▸ Requirements
Lines that contain the string "Output" are to be copied; leave out all others.

-- START OF Entries shown --

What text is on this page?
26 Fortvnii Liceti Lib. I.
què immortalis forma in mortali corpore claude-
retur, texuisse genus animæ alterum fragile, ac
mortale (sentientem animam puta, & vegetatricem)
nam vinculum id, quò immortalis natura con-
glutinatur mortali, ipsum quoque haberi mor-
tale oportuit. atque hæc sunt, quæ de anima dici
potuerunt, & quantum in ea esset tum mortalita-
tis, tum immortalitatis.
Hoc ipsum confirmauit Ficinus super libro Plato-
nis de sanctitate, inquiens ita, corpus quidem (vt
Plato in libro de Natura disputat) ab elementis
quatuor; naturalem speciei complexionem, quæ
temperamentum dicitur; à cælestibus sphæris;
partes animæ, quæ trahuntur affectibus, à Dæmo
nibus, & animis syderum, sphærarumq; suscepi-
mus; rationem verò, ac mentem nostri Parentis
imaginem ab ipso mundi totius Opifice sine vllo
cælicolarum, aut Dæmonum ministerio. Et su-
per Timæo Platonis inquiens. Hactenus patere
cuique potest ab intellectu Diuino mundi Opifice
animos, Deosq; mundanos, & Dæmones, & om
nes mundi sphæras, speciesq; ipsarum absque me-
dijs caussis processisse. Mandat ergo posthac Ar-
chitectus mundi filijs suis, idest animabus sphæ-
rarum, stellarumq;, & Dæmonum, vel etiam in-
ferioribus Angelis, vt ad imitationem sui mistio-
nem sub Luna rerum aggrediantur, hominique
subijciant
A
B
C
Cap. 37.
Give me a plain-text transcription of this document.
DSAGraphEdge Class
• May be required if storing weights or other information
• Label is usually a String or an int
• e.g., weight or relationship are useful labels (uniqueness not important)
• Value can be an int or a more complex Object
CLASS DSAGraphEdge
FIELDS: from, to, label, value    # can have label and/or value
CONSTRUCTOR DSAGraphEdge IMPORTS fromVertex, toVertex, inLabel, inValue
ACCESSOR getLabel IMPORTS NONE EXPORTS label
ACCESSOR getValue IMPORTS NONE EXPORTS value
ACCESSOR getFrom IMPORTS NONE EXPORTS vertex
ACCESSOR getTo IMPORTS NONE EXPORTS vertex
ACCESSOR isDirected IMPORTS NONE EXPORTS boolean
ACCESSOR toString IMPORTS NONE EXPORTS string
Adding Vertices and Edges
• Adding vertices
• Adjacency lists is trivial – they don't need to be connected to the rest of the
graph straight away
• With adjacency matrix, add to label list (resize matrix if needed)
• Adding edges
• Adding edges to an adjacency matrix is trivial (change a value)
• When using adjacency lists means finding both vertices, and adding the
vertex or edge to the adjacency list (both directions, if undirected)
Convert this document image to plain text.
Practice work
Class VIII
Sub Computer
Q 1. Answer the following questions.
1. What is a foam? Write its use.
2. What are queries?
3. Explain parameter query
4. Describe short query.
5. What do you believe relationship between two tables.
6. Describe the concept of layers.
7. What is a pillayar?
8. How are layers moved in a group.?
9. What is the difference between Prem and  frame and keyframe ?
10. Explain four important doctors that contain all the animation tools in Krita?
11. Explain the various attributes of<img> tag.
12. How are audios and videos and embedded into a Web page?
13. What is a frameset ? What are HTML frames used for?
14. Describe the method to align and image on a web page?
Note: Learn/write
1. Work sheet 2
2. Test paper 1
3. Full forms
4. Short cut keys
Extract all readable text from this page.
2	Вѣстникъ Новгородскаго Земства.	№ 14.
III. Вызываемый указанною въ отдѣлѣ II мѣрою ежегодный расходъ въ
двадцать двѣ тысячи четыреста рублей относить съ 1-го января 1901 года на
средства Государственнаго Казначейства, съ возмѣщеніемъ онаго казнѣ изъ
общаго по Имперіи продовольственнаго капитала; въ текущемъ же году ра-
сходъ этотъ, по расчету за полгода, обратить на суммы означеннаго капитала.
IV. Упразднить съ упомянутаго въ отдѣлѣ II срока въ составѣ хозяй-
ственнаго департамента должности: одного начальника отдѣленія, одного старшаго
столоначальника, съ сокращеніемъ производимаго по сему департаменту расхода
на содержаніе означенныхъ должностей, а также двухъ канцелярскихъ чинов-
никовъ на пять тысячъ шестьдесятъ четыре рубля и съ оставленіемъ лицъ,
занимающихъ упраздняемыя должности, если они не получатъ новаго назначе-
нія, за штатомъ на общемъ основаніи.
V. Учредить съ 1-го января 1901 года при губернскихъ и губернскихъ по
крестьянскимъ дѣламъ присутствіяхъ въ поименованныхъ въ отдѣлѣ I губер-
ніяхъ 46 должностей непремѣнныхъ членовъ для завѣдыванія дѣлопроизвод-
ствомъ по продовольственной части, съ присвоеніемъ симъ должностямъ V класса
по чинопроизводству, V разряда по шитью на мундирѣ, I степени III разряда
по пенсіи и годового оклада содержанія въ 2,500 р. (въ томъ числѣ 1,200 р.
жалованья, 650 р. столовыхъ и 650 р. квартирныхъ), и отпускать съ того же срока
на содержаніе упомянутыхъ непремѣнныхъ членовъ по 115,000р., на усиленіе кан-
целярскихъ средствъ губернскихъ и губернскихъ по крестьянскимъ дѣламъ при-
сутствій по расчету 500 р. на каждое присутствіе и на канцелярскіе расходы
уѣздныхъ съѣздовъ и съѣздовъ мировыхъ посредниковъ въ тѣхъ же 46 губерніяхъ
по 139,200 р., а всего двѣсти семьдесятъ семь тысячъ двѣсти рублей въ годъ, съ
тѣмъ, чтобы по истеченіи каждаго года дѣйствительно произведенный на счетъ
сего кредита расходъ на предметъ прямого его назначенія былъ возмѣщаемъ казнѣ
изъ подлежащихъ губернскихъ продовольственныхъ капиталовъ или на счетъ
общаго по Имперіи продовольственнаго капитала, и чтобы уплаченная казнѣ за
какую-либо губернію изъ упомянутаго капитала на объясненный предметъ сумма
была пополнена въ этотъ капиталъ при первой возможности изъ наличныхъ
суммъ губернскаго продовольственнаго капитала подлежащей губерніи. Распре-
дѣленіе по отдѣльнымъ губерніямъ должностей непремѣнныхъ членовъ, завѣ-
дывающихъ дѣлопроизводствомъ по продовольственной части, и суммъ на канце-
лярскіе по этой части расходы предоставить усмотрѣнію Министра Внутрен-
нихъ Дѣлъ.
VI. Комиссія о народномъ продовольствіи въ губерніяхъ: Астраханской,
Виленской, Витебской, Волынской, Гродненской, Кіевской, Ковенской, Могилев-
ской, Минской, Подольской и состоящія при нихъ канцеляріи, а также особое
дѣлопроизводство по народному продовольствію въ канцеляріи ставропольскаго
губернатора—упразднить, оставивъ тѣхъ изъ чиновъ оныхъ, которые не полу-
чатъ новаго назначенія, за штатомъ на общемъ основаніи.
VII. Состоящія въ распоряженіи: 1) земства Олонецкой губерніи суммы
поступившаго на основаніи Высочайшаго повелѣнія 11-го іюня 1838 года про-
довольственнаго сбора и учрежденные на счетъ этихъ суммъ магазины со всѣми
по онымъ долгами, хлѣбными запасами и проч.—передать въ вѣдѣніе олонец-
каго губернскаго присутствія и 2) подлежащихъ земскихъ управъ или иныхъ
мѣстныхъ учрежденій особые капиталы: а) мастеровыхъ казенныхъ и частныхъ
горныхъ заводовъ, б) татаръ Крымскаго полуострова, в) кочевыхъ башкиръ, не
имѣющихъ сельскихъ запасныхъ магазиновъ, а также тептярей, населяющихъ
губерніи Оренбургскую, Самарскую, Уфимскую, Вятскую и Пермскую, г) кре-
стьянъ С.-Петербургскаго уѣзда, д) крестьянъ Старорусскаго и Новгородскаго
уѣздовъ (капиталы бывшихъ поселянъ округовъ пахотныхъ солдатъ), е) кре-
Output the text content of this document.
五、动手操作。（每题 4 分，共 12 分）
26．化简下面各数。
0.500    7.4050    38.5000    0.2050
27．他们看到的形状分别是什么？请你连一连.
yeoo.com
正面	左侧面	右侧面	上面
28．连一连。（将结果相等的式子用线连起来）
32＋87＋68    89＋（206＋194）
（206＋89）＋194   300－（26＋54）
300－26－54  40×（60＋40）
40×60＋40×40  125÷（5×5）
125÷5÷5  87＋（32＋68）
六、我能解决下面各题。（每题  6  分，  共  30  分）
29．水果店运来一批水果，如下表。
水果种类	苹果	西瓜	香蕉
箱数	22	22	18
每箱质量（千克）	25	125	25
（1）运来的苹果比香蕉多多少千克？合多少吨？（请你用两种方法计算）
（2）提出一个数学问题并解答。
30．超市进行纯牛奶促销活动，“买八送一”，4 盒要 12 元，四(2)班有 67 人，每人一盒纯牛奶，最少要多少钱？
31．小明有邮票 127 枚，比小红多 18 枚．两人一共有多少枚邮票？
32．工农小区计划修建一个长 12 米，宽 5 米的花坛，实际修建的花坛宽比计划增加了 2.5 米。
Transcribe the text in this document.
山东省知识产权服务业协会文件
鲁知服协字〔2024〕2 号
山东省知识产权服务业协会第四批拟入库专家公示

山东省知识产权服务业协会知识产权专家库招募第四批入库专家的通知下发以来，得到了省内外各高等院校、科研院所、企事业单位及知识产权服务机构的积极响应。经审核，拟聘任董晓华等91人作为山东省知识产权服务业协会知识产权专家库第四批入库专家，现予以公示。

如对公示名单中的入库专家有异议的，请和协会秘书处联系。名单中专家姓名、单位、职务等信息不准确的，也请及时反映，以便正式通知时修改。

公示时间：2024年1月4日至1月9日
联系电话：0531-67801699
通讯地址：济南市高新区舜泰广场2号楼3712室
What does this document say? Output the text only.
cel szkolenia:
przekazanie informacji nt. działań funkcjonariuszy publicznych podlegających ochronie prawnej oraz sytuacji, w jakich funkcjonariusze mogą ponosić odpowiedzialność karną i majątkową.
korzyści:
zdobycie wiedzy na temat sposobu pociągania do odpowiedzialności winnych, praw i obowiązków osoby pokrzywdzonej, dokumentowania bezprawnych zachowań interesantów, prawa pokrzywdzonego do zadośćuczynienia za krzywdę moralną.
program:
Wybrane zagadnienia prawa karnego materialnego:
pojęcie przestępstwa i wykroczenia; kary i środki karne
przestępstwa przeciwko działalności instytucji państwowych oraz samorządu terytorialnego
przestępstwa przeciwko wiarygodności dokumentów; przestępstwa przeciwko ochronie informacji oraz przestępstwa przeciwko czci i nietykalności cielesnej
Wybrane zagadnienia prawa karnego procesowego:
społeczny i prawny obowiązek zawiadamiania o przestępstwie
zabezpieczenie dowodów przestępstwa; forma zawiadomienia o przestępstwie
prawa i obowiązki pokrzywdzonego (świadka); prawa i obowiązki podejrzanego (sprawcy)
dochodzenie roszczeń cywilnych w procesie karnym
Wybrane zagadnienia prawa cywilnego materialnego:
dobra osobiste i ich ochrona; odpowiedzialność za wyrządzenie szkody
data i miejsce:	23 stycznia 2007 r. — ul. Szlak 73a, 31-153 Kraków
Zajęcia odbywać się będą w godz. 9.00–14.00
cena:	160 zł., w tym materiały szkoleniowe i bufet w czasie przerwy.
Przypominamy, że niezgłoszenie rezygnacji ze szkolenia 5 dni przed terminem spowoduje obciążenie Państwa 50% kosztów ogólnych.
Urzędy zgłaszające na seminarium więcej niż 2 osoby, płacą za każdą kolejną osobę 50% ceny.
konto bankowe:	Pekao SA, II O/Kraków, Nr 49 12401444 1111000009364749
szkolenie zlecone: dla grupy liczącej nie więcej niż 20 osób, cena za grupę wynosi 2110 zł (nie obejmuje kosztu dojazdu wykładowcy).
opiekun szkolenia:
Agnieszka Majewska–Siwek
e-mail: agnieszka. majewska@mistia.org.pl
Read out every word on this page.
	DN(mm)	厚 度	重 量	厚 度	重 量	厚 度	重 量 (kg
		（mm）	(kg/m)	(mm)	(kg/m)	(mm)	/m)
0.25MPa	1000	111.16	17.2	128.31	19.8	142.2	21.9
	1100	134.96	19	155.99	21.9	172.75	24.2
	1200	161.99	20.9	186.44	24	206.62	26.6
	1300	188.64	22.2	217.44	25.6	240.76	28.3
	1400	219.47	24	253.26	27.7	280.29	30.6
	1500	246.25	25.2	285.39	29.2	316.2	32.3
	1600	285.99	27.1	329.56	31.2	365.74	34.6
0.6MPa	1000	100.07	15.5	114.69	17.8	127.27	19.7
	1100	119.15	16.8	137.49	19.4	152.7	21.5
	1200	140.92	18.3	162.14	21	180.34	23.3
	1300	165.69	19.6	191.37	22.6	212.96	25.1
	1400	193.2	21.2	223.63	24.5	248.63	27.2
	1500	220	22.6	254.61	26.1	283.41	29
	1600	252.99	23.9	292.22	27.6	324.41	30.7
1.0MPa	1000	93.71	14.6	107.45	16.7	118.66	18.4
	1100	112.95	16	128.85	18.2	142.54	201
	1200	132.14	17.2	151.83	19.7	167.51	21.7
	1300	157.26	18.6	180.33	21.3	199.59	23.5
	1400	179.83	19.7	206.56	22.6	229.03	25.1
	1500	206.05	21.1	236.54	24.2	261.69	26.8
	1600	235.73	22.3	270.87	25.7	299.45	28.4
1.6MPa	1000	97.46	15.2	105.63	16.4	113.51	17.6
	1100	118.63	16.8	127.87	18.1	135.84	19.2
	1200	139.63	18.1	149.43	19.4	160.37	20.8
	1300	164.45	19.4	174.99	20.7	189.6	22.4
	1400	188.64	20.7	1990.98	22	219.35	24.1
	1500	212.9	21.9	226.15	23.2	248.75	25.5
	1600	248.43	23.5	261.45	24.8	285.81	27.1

-- END OF Entries shown --

▸ Result for this task
Output the text content of this document.
What does this document say? Output the text only.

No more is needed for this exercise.